#### Source material ####

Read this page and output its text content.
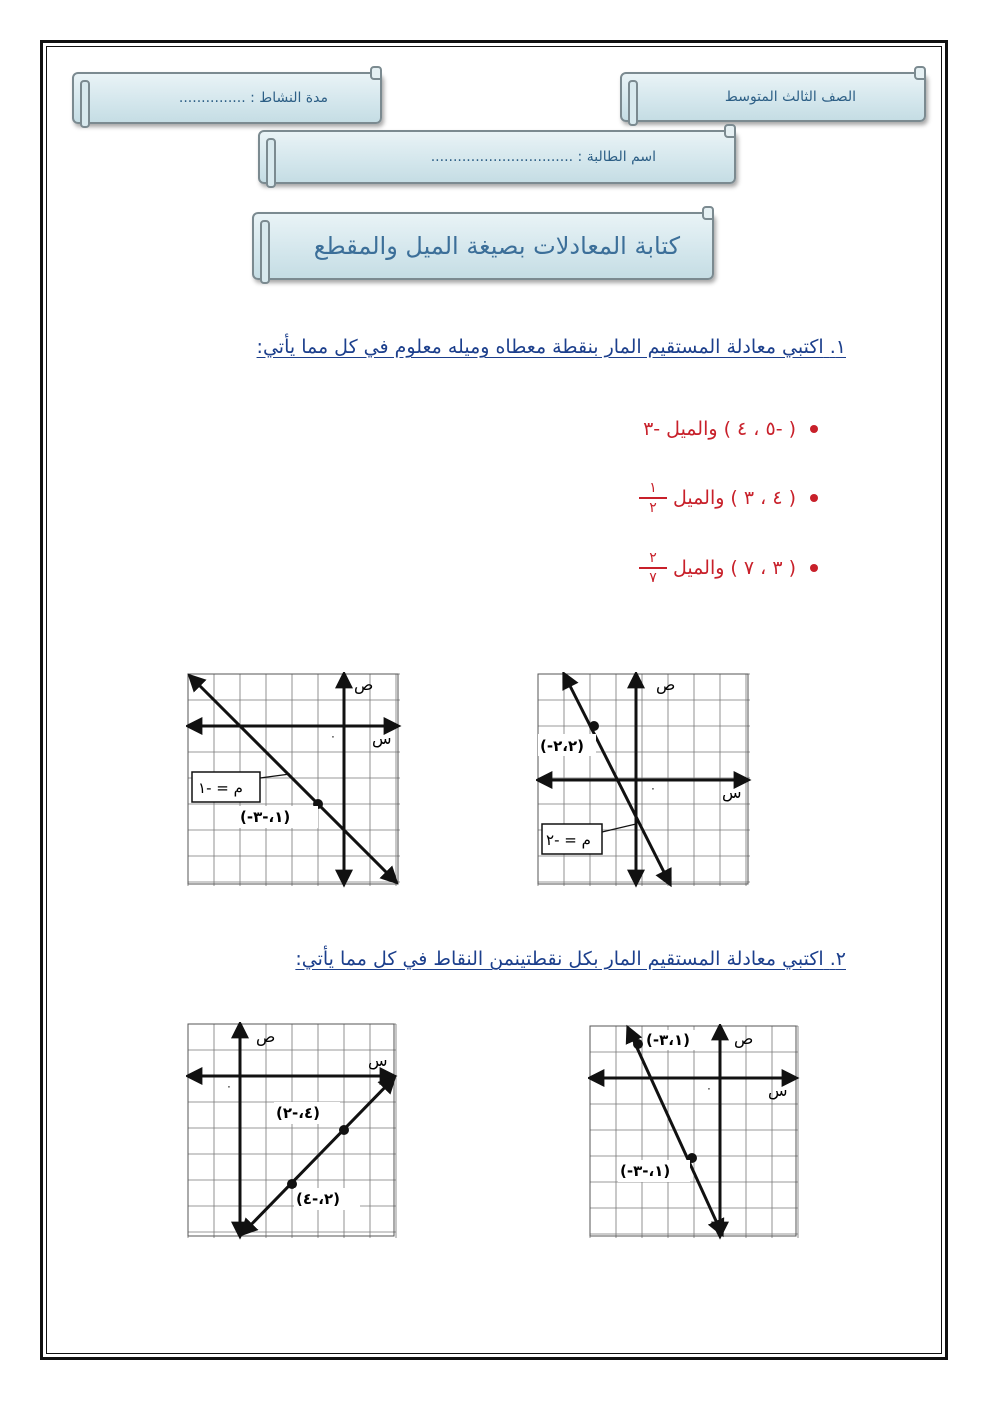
الصف الثالث المتوسط
مدة النشاط : ...............
اسم الطالبة : ................................
كتابة المعادلات بصيغة الميل والمقطع
١. اكتبي معادلة المستقيم المار بنقطة معطاه وميله معلوم في كل مما يأتي:
( -٥ ، ٤ ) والميل -٣
( ٤ ، ٣ ) والميل
$\frac{١}{٢}$
( ٣ ، ٧ ) والميل
$\frac{٢}{٧}$
ص
س
٠
(-٢،٢)
م = -٢
ص
س
٠
م = -١
(-١،-٣)
٢. اكتبي معادلة المستقيم المار بكل نقطتينمن النقاط في كل مما يأتي:
ص
س
٠
(-٣،١)
(-١،-٣)
ص
س
٠
(٤،-٢)
(٢،-٤)
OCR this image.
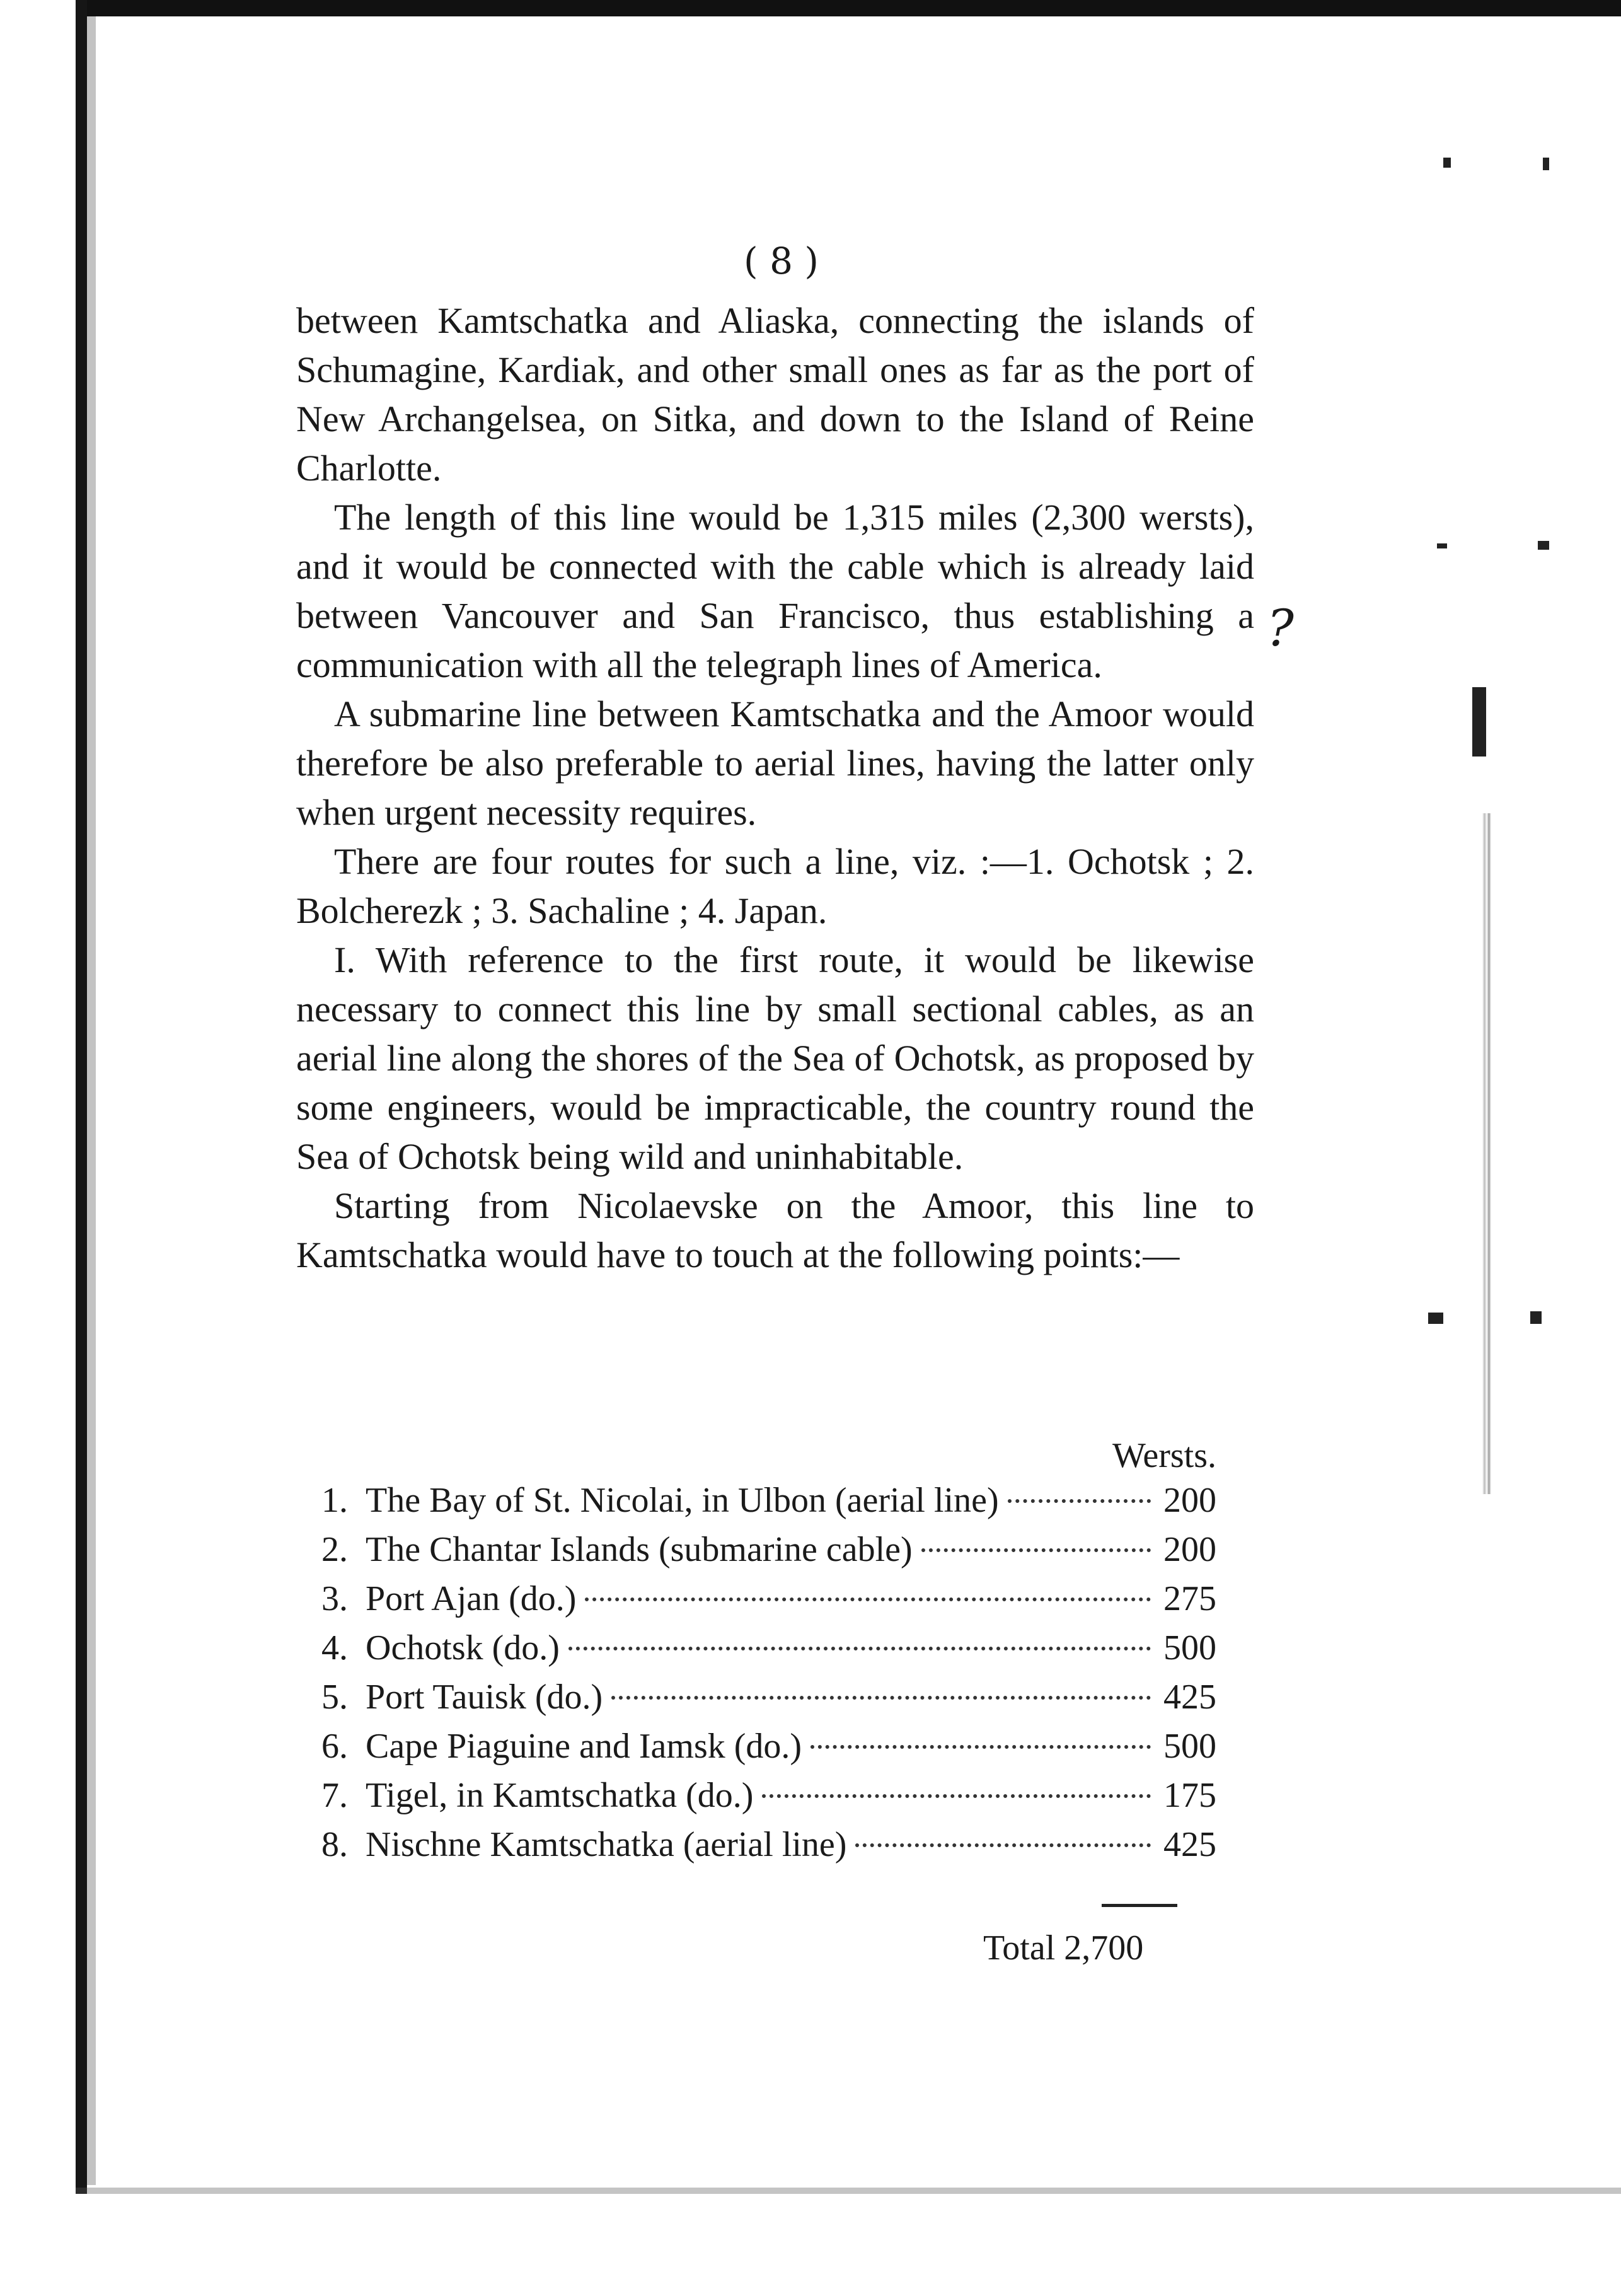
( 8 )

between Kamtschatka and Aliaska, connecting the islands of Schumagine, Kardiak, and other small ones as far as the port of New Archangelsea, on Sitka, and down to the Island of Reine Charlotte.

The length of this line would be 1,315 miles (2,300 wersts), and it would be connected with the cable which is already laid between Vancouver and San Francisco, thus establishing a communication with all the telegraph lines of America.

A submarine line between Kamtschatka and the Amoor would therefore be also preferable to aerial lines, having the latter only when urgent necessity requires.

There are four routes for such a line, viz. :—1. Ochotsk ; 2. Bolcherezk ; 3. Sachaline ; 4. Japan.

I. With reference to the first route, it would be likewise necessary to connect this line by small sectional cables, as an aerial line along the shores of the Sea of Ochotsk, as proposed by some engineers, would be impracticable, the country round the Sea of Ochotsk being wild and uninhabitable.

Starting from Nicolaevske on the Amoor, this line to Kamtschatka would have to touch at the following points:—

?
Wersts.
1. The Bay of St. Nicolai, in Ulbon (aerial line)	200
2. The Chantar Islands (submarine cable)	200
3. Port Ajan (do.)	275
4. Ochotsk (do.)	500
5. Port Tauisk (do.)	425
6. Cape Piaguine and Iamsk (do.)	500
7. Tigel, in Kamtschatka (do.)	175
8. Nischne Kamtschatka (aerial line)	425
Total 2,700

####

◆ Short task ◆
Report the number of lines in the entries above that include the word "معادلة" and add nothing to it.

◆ Correct answer ◆
2